(Stored items)
• • •

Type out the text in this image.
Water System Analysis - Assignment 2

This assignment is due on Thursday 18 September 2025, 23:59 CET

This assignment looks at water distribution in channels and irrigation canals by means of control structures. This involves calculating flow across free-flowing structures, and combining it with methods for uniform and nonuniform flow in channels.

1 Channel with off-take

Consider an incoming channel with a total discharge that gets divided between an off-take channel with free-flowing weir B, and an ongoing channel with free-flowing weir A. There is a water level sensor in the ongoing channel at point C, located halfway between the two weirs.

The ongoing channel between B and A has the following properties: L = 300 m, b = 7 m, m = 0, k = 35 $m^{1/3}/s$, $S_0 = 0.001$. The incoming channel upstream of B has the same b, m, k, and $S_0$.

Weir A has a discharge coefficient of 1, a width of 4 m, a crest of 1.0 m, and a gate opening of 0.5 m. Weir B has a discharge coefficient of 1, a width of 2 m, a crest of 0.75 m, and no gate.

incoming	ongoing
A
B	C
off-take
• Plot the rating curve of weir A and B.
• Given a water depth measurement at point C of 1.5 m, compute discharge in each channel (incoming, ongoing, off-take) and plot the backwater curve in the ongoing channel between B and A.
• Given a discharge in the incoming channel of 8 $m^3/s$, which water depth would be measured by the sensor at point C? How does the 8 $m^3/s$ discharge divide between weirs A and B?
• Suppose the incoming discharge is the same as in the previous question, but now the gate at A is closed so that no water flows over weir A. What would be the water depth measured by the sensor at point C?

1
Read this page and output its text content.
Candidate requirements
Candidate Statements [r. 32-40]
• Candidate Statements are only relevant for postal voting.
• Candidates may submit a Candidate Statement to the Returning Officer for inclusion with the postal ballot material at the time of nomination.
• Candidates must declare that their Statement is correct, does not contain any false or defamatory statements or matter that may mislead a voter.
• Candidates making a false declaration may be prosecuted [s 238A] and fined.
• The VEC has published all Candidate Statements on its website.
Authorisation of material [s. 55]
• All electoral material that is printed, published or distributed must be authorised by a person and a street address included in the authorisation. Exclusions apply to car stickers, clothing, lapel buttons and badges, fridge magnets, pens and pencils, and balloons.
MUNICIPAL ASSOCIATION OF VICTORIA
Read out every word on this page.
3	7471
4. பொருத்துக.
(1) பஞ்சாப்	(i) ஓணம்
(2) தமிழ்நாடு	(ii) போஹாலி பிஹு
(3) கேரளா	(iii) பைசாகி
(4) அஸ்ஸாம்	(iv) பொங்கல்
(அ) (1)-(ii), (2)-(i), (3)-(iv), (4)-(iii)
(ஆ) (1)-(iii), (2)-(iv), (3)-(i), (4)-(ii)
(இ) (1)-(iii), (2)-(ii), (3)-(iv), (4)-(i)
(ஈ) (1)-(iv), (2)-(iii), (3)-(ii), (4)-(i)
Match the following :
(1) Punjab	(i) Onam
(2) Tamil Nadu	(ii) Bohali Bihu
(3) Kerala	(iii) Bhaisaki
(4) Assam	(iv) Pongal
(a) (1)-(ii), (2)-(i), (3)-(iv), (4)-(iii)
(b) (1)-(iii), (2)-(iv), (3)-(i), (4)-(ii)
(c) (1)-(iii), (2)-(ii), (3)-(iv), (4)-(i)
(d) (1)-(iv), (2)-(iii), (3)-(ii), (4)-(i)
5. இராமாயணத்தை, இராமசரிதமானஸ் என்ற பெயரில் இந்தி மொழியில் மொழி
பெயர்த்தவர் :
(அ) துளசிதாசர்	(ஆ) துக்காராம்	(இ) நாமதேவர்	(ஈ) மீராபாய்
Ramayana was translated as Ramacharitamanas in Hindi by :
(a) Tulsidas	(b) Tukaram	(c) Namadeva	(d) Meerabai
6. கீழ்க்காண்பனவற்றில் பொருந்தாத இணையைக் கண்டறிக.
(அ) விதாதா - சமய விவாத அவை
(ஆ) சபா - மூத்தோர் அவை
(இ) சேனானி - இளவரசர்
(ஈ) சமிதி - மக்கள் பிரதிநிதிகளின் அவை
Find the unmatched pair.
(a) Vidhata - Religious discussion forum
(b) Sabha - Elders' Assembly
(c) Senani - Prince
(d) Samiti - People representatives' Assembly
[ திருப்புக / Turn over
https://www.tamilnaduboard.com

• • •

> [Aim of the task]:
Copy out each line in the preceding records that contains "take".

> [Full response]:
1 Channel with off-take
Consider an incoming channel with a total discharge that gets divided between an off-take channel with free-flowing weir B, and an ongoing channel with free-flowing weir A. There is a water level sensor in the ongoing channel at point C, located halfway between the two weirs.
off-take
• Given a water depth measurement at point C of 1.5 m, compute discharge in each channel (incoming, ongoing, off-take) and plot the backwater curve in the ongoing channel between B and A.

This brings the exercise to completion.